→ WHAT TO PRODUCE
Retype the entries exactly. Include every line.
------------------------------
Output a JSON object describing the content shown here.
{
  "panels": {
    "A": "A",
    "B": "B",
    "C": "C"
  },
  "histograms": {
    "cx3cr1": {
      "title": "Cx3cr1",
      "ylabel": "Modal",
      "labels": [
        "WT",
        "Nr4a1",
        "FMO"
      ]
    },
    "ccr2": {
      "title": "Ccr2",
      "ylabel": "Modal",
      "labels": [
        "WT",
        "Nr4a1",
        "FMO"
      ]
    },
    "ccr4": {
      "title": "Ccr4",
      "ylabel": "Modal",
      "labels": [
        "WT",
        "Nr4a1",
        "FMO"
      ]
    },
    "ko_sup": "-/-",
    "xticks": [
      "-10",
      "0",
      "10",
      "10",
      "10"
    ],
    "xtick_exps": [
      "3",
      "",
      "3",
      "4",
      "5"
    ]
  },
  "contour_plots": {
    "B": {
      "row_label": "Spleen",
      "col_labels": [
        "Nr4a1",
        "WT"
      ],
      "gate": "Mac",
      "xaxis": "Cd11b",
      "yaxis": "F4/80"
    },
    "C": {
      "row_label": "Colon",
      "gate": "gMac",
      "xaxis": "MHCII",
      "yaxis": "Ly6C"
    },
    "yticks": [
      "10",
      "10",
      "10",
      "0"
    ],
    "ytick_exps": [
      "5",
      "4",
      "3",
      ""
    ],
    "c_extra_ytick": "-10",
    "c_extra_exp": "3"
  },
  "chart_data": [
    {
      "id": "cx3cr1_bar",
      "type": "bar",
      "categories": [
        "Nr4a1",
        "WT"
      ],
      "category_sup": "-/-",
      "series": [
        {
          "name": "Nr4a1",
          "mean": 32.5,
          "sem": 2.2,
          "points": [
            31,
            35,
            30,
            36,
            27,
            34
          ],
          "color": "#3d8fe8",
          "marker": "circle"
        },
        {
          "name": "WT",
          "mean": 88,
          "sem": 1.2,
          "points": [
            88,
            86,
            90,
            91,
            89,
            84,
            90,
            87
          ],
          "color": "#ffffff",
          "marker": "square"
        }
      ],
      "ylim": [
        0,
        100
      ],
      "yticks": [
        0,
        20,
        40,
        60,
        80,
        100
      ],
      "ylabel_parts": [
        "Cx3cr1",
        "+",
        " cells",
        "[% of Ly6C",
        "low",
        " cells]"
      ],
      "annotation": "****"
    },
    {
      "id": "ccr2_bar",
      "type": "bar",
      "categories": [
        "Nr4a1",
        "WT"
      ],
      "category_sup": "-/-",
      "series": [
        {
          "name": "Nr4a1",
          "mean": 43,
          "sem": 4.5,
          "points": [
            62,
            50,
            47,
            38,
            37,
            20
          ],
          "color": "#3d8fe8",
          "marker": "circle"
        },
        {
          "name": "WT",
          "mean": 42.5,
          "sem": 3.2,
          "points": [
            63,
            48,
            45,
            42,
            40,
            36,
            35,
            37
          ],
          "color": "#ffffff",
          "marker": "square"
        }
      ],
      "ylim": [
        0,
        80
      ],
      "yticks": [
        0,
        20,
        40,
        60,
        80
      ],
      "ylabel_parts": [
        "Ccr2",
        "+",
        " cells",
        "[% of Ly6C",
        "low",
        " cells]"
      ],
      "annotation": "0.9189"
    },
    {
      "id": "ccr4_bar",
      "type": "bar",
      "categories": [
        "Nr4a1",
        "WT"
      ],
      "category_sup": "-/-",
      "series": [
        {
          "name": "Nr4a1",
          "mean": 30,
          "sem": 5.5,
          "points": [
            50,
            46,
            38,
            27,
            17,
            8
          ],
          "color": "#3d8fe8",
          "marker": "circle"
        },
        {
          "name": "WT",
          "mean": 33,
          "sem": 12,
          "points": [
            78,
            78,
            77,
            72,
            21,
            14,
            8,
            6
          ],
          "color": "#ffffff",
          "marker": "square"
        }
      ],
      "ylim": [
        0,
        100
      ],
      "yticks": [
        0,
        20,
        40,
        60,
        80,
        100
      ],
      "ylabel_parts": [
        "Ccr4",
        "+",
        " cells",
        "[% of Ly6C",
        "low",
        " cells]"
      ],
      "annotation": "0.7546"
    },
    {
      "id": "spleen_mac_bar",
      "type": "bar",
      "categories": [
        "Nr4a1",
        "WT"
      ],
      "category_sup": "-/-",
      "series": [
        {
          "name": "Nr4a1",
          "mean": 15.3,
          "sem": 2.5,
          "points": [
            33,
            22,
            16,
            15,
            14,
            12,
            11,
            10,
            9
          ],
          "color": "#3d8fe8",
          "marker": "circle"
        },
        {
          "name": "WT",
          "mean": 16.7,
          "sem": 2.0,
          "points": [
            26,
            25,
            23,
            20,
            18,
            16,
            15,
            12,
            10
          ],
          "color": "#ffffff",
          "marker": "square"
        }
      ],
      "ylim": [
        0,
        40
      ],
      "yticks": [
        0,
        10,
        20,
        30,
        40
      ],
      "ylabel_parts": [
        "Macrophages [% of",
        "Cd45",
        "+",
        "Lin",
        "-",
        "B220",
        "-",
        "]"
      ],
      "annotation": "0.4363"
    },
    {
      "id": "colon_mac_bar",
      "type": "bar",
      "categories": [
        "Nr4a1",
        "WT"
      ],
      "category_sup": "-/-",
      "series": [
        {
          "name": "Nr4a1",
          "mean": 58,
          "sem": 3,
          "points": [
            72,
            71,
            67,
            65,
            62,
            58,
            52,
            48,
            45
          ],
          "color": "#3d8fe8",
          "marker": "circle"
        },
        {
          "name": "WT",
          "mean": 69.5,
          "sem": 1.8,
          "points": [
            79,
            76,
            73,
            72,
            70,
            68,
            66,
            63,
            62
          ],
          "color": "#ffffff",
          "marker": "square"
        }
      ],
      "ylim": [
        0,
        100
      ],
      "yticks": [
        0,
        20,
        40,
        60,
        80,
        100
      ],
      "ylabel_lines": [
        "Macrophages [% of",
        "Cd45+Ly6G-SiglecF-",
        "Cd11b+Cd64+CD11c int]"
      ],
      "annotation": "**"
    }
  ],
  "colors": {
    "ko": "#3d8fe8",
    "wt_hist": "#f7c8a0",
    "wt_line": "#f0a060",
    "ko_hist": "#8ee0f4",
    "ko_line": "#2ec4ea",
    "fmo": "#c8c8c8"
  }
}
------------------------------
→ OUTPUT OF THE TASK
Output a JSON object describing the content shown here.
{
  "panels": {
    "A": "A",
    "B": "B",
    "C": "C"
  },
  "histograms": {
    "cx3cr1": {
      "title": "Cx3cr1",
      "ylabel": "Modal",
      "labels": [
        "WT",
        "Nr4a1",
        "FMO"
      ]
    },
    "ccr2": {
      "title": "Ccr2",
      "ylabel": "Modal",
      "labels": [
        "WT",
        "Nr4a1",
        "FMO"
      ]
    },
    "ccr4": {
      "title": "Ccr4",
      "ylabel": "Modal",
      "labels": [
        "WT",
        "Nr4a1",
        "FMO"
      ]
    },
    "ko_sup": "-/-",
    "xticks": [
      "-10",
      "0",
      "10",
      "10",
      "10"
    ],
    "xtick_exps": [
      "3",
      "",
      "3",
      "4",
      "5"
    ]
  },
  "contour_plots": {
    "B": {
      "row_label": "Spleen",
      "col_labels": [
        "Nr4a1",
        "WT"
      ],
      "gate": "Mac",
      "xaxis": "Cd11b",
      "yaxis": "F4/80"
    },
    "C": {
      "row_label": "Colon",
      "gate": "gMac",
      "xaxis": "MHCII",
      "yaxis": "Ly6C"
    },
    "yticks": [
      "10",
      "10",
      "10",
      "0"
    ],
    "ytick_exps": [
      "5",
      "4",
      "3",
      ""
    ],
    "c_extra_ytick": "-10",
    "c_extra_exp": "3"
  },
  "chart_data": [
    {
      "id": "cx3cr1_bar",
      "type": "bar",
      "categories": [
        "Nr4a1",
        "WT"
      ],
      "category_sup": "-/-",
      "series": [
        {
          "name": "Nr4a1",
          "mean": 32.5,
          "sem": 2.2,
          "points": [
            31,
            35,
            30,
            36,
            27,
            34
          ],
          "color": "#3d8fe8",
          "marker": "circle"
        },
        {
          "name": "WT",
          "mean": 88,
          "sem": 1.2,
          "points": [
            88,
            86,
            90,
            91,
            89,
            84,
            90,
            87
          ],
          "color": "#ffffff",
          "marker": "square"
        }
      ],
      "ylim": [
        0,
        100
      ],
      "yticks": [
        0,
        20,
        40,
        60,
        80,
        100
      ],
      "ylabel_parts": [
        "Cx3cr1",
        "+",
        " cells",
        "[% of Ly6C",
        "low",
        " cells]"
      ],
      "annotation": "****"
    },
    {
      "id": "ccr2_bar",
      "type": "bar",
      "categories": [
        "Nr4a1",
        "WT"
      ],
      "category_sup": "-/-",
      "series": [
        {
          "name": "Nr4a1",
          "mean": 43,
          "sem": 4.5,
          "points": [
            62,
            50,
            47,
            38,
            37,
            20
          ],
          "color": "#3d8fe8",
          "marker": "circle"
        },
        {
          "name": "WT",
          "mean": 42.5,
          "sem": 3.2,
          "points": [
            63,
            48,
            45,
            42,
            40,
            36,
            35,
            37
          ],
          "color": "#ffffff",
          "marker": "square"
        }
      ],
      "ylim": [
        0,
        80
      ],
      "yticks": [
        0,
        20,
        40,
        60,
        80
      ],
      "ylabel_parts": [
        "Ccr2",
        "+",
        " cells",
        "[% of Ly6C",
        "low",
        " cells]"
      ],
      "annotation": "0.9189"
    },
    {
      "id": "ccr4_bar",
      "type": "bar",
      "categories": [
        "Nr4a1",
        "WT"
      ],
      "category_sup": "-/-",
      "series": [
        {
          "name": "Nr4a1",
          "mean": 30,
          "sem": 5.5,
          "points": [
            50,
            46,
            38,
            27,
            17,
            8
          ],
          "color": "#3d8fe8",
          "marker": "circle"
        },
        {
          "name": "WT",
          "mean": 33,
          "sem": 12,
          "points": [
            78,
            78,
            77,
            72,
            21,
            14,
            8,
            6
          ],
          "color": "#ffffff",
          "marker": "square"
        }
      ],
      "ylim": [
        0,
        100
      ],
      "yticks": [
        0,
        20,
        40,
        60,
        80,
        100
      ],
      "ylabel_parts": [
        "Ccr4",
        "+",
        " cells",
        "[% of Ly6C",
        "low",
        " cells]"
      ],
      "annotation": "0.7546"
    },
    {
      "id": "spleen_mac_bar",
      "type": "bar",
      "categories": [
        "Nr4a1",
        "WT"
      ],
      "category_sup": "-/-",
      "series": [
        {
          "name": "Nr4a1",
          "mean": 15.3,
          "sem": 2.5,
          "points": [
            33,
            22,
            16,
            15,
            14,
            12,
            11,
            10,
            9
          ],
          "color": "#3d8fe8",
          "marker": "circle"
        },
        {
          "name": "WT",
          "mean": 16.7,
          "sem": 2.0,
          "points": [
            26,
            25,
            23,
            20,
            18,
            16,
            15,
            12,
            10
          ],
          "color": "#ffffff",
          "marker": "square"
        }
      ],
      "ylim": [
        0,
        40
      ],
      "yticks": [
        0,
        10,
        20,
        30,
        40
      ],
      "ylabel_parts": [
        "Macrophages [% of",
        "Cd45",
        "+",
        "Lin",
        "-",
        "B220",
        "-",
        "]"
      ],
      "annotation": "0.4363"
    },
    {
      "id": "colon_mac_bar",
      "type": "bar",
      "categories": [
        "Nr4a1",
        "WT"
      ],
      "category_sup": "-/-",
      "series": [
        {
          "name": "Nr4a1",
          "mean": 58,
          "sem": 3,
          "points": [
            72,
            71,
            67,
            65,
            62,
            58,
            52,
            48,
            45
          ],
          "color": "#3d8fe8",
          "marker": "circle"
        },
        {
          "name": "WT",
          "mean": 69.5,
          "sem": 1.8,
          "points": [
            79,
            76,
            73,
            72,
            70,
            68,
            66,
            63,
            62
          ],
          "color": "#ffffff",
          "marker": "square"
        }
      ],
      "ylim": [
        0,
        100
      ],
      "yticks": [
        0,
        20,
        40,
        60,
        80,
        100
      ],
      "ylabel_lines": [
        "Macrophages [% of",
        "Cd45+Ly6G-SiglecF-",
        "Cd11b+Cd64+CD11c int]"
      ],
      "annotation": "**"
    }
  ],
  "colors": {
    "ko": "#3d8fe8",
    "wt_hist": "#f7c8a0",
    "wt_line": "#f0a060",
    "ko_hist": "#8ee0f4",
    "ko_line": "#2ec4ea",
    "fmo": "#c8c8c8"
  }
}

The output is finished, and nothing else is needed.